━━━ ENTRIES SHOWN ━━━

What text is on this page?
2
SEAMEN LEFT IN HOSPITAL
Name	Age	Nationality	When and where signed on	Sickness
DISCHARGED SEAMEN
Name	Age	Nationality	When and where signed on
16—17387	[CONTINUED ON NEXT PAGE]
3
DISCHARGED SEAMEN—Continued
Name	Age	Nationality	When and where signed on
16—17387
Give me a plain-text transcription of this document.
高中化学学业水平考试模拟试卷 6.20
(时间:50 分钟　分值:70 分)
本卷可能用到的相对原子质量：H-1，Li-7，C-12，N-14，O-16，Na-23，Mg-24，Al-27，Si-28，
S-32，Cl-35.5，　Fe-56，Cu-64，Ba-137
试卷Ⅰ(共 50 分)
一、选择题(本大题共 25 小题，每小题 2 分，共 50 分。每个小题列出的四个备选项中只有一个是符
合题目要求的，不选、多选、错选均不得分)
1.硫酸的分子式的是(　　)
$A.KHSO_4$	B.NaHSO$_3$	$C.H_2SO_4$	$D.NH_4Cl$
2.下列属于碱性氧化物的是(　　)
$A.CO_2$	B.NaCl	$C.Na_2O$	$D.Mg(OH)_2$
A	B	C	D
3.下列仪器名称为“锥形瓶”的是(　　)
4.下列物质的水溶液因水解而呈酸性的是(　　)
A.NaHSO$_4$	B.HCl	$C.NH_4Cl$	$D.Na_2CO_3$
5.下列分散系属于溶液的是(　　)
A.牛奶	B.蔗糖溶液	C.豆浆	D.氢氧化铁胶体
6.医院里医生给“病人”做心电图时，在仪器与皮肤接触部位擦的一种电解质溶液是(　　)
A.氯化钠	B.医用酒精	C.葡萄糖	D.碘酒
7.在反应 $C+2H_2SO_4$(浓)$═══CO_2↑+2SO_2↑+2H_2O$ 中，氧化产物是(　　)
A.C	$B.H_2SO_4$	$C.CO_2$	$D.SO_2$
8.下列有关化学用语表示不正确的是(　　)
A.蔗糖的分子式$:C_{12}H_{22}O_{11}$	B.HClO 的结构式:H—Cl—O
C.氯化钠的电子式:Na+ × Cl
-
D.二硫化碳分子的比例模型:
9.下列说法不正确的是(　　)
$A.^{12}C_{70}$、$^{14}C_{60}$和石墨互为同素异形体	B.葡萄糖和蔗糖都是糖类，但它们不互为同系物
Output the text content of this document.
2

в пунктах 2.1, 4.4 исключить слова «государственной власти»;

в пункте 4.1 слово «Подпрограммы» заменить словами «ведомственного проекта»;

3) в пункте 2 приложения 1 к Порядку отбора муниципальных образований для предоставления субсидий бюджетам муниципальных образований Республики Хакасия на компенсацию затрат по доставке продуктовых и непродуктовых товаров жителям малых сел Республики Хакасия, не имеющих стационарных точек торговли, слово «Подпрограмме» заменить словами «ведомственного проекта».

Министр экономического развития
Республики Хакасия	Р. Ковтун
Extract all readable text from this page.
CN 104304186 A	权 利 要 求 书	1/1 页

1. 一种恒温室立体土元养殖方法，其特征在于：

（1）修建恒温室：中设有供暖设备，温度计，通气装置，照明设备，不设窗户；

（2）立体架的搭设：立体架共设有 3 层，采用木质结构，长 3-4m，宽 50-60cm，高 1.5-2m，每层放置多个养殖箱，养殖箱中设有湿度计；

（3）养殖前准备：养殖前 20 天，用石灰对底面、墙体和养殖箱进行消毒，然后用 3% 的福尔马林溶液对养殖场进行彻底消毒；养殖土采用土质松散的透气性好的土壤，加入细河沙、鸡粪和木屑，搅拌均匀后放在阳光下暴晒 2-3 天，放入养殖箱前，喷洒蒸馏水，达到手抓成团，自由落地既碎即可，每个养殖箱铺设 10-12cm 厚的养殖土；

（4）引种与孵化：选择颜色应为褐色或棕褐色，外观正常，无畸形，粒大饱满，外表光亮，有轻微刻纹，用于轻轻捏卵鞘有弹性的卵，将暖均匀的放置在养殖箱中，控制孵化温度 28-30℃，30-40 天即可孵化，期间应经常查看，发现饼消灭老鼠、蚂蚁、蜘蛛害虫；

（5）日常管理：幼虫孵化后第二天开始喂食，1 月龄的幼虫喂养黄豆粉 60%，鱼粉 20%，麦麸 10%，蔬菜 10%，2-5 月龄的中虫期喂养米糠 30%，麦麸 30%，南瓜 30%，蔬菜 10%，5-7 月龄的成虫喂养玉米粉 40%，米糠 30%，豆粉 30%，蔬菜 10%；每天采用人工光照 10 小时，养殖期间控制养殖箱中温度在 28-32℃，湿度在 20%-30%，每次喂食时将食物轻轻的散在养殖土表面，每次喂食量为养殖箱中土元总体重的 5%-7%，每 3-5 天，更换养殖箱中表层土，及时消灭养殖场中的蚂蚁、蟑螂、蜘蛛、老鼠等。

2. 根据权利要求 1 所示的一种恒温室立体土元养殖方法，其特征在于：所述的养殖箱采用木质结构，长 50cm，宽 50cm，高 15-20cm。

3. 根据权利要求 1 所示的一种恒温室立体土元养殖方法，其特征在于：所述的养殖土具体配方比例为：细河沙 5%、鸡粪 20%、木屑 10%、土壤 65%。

━━━

PROBLEM DESCRIPTION: Write out each line of the data that holds the string "this".

WRITTEN REPLY:
What text is on this page?
Give me a plain-text transcription of this document.
Output the text content of this document.
Extract all readable text from this page.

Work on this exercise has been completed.